Print the listing that follows, character for character.

(begin)

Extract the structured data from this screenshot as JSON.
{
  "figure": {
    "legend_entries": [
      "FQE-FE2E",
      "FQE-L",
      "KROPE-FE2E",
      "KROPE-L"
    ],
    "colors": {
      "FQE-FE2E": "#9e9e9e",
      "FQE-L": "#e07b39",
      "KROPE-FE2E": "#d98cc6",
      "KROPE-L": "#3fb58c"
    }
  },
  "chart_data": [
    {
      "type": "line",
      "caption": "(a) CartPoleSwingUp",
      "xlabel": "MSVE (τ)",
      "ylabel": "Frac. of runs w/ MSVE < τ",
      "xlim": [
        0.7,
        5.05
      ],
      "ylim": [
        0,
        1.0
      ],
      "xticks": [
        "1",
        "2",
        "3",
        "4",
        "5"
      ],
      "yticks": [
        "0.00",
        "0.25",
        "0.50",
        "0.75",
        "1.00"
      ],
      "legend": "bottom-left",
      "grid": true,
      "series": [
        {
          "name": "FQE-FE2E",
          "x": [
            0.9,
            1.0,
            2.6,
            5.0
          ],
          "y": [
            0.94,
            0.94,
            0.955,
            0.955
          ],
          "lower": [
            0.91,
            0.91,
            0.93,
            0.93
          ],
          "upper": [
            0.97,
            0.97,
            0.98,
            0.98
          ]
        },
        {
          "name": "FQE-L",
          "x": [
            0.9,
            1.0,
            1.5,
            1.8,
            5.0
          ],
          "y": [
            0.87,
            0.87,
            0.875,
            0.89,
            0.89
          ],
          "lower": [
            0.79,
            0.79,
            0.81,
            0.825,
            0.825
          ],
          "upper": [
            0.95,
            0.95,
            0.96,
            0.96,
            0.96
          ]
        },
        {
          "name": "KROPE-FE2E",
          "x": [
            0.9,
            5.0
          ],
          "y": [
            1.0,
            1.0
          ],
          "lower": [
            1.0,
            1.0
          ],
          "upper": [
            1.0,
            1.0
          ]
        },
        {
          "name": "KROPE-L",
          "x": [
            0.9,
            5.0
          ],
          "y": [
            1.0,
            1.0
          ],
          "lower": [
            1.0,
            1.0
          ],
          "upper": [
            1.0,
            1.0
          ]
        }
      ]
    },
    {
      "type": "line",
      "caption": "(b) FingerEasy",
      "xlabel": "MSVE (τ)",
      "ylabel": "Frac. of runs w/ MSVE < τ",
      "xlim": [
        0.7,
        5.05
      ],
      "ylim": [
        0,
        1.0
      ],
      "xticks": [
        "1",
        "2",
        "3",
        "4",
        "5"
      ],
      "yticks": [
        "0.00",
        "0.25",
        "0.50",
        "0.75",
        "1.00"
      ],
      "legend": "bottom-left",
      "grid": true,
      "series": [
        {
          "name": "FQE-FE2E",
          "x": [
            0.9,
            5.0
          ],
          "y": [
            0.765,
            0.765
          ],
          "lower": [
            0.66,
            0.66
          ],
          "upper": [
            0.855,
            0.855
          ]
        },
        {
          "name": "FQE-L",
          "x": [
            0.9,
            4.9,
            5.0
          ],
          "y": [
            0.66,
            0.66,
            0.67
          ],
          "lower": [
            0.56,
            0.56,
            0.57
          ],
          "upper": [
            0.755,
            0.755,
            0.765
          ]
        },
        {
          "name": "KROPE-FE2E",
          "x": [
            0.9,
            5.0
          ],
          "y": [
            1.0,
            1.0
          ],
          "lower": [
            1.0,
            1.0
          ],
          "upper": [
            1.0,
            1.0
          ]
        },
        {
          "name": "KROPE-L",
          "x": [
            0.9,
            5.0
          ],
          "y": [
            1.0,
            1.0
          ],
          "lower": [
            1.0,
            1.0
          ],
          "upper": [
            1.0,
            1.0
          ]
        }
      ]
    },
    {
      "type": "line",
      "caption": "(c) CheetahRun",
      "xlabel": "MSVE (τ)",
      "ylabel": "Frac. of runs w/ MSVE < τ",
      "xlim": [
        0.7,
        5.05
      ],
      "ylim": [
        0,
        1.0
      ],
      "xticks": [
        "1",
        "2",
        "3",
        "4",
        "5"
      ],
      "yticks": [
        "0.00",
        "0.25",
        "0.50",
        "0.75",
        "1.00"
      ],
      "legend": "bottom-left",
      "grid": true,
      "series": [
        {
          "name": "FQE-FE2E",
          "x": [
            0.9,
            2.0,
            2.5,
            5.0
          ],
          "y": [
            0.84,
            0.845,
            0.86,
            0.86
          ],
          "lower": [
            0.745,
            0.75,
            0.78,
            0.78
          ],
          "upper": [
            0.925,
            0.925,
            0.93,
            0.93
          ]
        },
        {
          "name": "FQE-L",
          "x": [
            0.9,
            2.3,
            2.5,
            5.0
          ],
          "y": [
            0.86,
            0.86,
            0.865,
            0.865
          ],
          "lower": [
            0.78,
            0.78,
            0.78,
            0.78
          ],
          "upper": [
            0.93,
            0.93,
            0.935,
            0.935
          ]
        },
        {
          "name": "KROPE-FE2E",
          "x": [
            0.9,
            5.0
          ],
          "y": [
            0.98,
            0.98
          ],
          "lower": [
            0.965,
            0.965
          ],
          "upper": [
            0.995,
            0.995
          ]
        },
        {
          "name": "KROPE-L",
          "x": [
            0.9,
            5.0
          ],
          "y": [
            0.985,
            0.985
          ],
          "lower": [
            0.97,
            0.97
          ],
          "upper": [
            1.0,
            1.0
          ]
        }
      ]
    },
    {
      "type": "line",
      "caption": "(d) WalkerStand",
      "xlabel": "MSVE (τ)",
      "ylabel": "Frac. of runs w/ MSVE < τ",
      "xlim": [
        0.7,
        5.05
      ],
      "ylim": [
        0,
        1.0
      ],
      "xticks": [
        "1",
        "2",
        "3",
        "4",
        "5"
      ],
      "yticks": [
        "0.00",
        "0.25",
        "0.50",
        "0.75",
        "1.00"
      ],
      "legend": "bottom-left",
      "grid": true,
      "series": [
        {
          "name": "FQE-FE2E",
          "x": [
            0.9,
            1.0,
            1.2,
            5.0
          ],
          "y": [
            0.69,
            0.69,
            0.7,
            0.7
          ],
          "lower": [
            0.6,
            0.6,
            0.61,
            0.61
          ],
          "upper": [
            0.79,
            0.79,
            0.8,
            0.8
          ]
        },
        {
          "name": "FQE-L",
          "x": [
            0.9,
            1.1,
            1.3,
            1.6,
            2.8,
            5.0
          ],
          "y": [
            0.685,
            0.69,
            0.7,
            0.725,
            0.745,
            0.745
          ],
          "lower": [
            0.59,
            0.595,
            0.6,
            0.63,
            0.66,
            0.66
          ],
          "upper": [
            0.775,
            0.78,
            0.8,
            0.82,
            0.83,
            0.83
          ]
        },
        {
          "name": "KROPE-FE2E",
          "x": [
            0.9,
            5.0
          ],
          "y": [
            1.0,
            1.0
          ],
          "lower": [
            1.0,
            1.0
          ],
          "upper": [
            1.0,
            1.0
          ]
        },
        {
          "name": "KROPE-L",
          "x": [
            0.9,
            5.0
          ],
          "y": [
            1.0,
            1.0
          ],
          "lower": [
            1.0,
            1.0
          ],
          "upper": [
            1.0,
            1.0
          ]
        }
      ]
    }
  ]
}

(end)

Completed task:
Extract the structured data from this screenshot as JSON.
{
  "figure": {
    "legend_entries": [
      "FQE-FE2E",
      "FQE-L",
      "KROPE-FE2E",
      "KROPE-L"
    ],
    "colors": {
      "FQE-FE2E": "#9e9e9e",
      "FQE-L": "#e07b39",
      "KROPE-FE2E": "#d98cc6",
      "KROPE-L": "#3fb58c"
    }
  },
  "chart_data": [
    {
      "type": "line",
      "caption": "(a) CartPoleSwingUp",
      "xlabel": "MSVE (τ)",
      "ylabel": "Frac. of runs w/ MSVE < τ",
      "xlim": [
        0.7,
        5.05
      ],
      "ylim": [
        0,
        1.0
      ],
      "xticks": [
        "1",
        "2",
        "3",
        "4",
        "5"
      ],
      "yticks": [
        "0.00",
        "0.25",
        "0.50",
        "0.75",
        "1.00"
      ],
      "legend": "bottom-left",
      "grid": true,
      "series": [
        {
          "name": "FQE-FE2E",
          "x": [
            0.9,
            1.0,
            2.6,
            5.0
          ],
          "y": [
            0.94,
            0.94,
            0.955,
            0.955
          ],
          "lower": [
            0.91,
            0.91,
            0.93,
            0.93
          ],
          "upper": [
            0.97,
            0.97,
            0.98,
            0.98
          ]
        },
        {
          "name": "FQE-L",
          "x": [
            0.9,
            1.0,
            1.5,
            1.8,
            5.0
          ],
          "y": [
            0.87,
            0.87,
            0.875,
            0.89,
            0.89
          ],
          "lower": [
            0.79,
            0.79,
            0.81,
            0.825,
            0.825
          ],
          "upper": [
            0.95,
            0.95,
            0.96,
            0.96,
            0.96
          ]
        },
        {
          "name": "KROPE-FE2E",
          "x": [
            0.9,
            5.0
          ],
          "y": [
            1.0,
            1.0
          ],
          "lower": [
            1.0,
            1.0
          ],
          "upper": [
            1.0,
            1.0
          ]
        },
        {
          "name": "KROPE-L",
          "x": [
            0.9,
            5.0
          ],
          "y": [
            1.0,
            1.0
          ],
          "lower": [
            1.0,
            1.0
          ],
          "upper": [
            1.0,
            1.0
          ]
        }
      ]
    },
    {
      "type": "line",
      "caption": "(b) FingerEasy",
      "xlabel": "MSVE (τ)",
      "ylabel": "Frac. of runs w/ MSVE < τ",
      "xlim": [
        0.7,
        5.05
      ],
      "ylim": [
        0,
        1.0
      ],
      "xticks": [
        "1",
        "2",
        "3",
        "4",
        "5"
      ],
      "yticks": [
        "0.00",
        "0.25",
        "0.50",
        "0.75",
        "1.00"
      ],
      "legend": "bottom-left",
      "grid": true,
      "series": [
        {
          "name": "FQE-FE2E",
          "x": [
            0.9,
            5.0
          ],
          "y": [
            0.765,
            0.765
          ],
          "lower": [
            0.66,
            0.66
          ],
          "upper": [
            0.855,
            0.855
          ]
        },
        {
          "name": "FQE-L",
          "x": [
            0.9,
            4.9,
            5.0
          ],
          "y": [
            0.66,
            0.66,
            0.67
          ],
          "lower": [
            0.56,
            0.56,
            0.57
          ],
          "upper": [
            0.755,
            0.755,
            0.765
          ]
        },
        {
          "name": "KROPE-FE2E",
          "x": [
            0.9,
            5.0
          ],
          "y": [
            1.0,
            1.0
          ],
          "lower": [
            1.0,
            1.0
          ],
          "upper": [
            1.0,
            1.0
          ]
        },
        {
          "name": "KROPE-L",
          "x": [
            0.9,
            5.0
          ],
          "y": [
            1.0,
            1.0
          ],
          "lower": [
            1.0,
            1.0
          ],
          "upper": [
            1.0,
            1.0
          ]
        }
      ]
    },
    {
      "type": "line",
      "caption": "(c) CheetahRun",
      "xlabel": "MSVE (τ)",
      "ylabel": "Frac. of runs w/ MSVE < τ",
      "xlim": [
        0.7,
        5.05
      ],
      "ylim": [
        0,
        1.0
      ],
      "xticks": [
        "1",
        "2",
        "3",
        "4",
        "5"
      ],
      "yticks": [
        "0.00",
        "0.25",
        "0.50",
        "0.75",
        "1.00"
      ],
      "legend": "bottom-left",
      "grid": true,
      "series": [
        {
          "name": "FQE-FE2E",
          "x": [
            0.9,
            2.0,
            2.5,
            5.0
          ],
          "y": [
            0.84,
            0.845,
            0.86,
            0.86
          ],
          "lower": [
            0.745,
            0.75,
            0.78,
            0.78
          ],
          "upper": [
            0.925,
            0.925,
            0.93,
            0.93
          ]
        },
        {
          "name": "FQE-L",
          "x": [
            0.9,
            2.3,
            2.5,
            5.0
          ],
          "y": [
            0.86,
            0.86,
            0.865,
            0.865
          ],
          "lower": [
            0.78,
            0.78,
            0.78,
            0.78
          ],
          "upper": [
            0.93,
            0.93,
            0.935,
            0.935
          ]
        },
        {
          "name": "KROPE-FE2E",
          "x": [
            0.9,
            5.0
          ],
          "y": [
            0.98,
            0.98
          ],
          "lower": [
            0.965,
            0.965
          ],
          "upper": [
            0.995,
            0.995
          ]
        },
        {
          "name": "KROPE-L",
          "x": [
            0.9,
            5.0
          ],
          "y": [
            0.985,
            0.985
          ],
          "lower": [
            0.97,
            0.97
          ],
          "upper": [
            1.0,
            1.0
          ]
        }
      ]
    },
    {
      "type": "line",
      "caption": "(d) WalkerStand",
      "xlabel": "MSVE (τ)",
      "ylabel": "Frac. of runs w/ MSVE < τ",
      "xlim": [
        0.7,
        5.05
      ],
      "ylim": [
        0,
        1.0
      ],
      "xticks": [
        "1",
        "2",
        "3",
        "4",
        "5"
      ],
      "yticks": [
        "0.00",
        "0.25",
        "0.50",
        "0.75",
        "1.00"
      ],
      "legend": "bottom-left",
      "grid": true,
      "series": [
        {
          "name": "FQE-FE2E",
          "x": [
            0.9,
            1.0,
            1.2,
            5.0
          ],
          "y": [
            0.69,
            0.69,
            0.7,
            0.7
          ],
          "lower": [
            0.6,
            0.6,
            0.61,
            0.61
          ],
          "upper": [
            0.79,
            0.79,
            0.8,
            0.8
          ]
        },
        {
          "name": "FQE-L",
          "x": [
            0.9,
            1.1,
            1.3,
            1.6,
            2.8,
            5.0
          ],
          "y": [
            0.685,
            0.69,
            0.7,
            0.725,
            0.745,
            0.745
          ],
          "lower": [
            0.59,
            0.595,
            0.6,
            0.63,
            0.66,
            0.66
          ],
          "upper": [
            0.775,
            0.78,
            0.8,
            0.82,
            0.83,
            0.83
          ]
        },
        {
          "name": "KROPE-FE2E",
          "x": [
            0.9,
            5.0
          ],
          "y": [
            1.0,
            1.0
          ],
          "lower": [
            1.0,
            1.0
          ],
          "upper": [
            1.0,
            1.0
          ]
        },
        {
          "name": "KROPE-L",
          "x": [
            0.9,
            5.0
          ],
          "y": [
            1.0,
            1.0
          ],
          "lower": [
            1.0,
            1.0
          ],
          "upper": [
            1.0,
            1.0
          ]
        }
      ]
    }
  ]
}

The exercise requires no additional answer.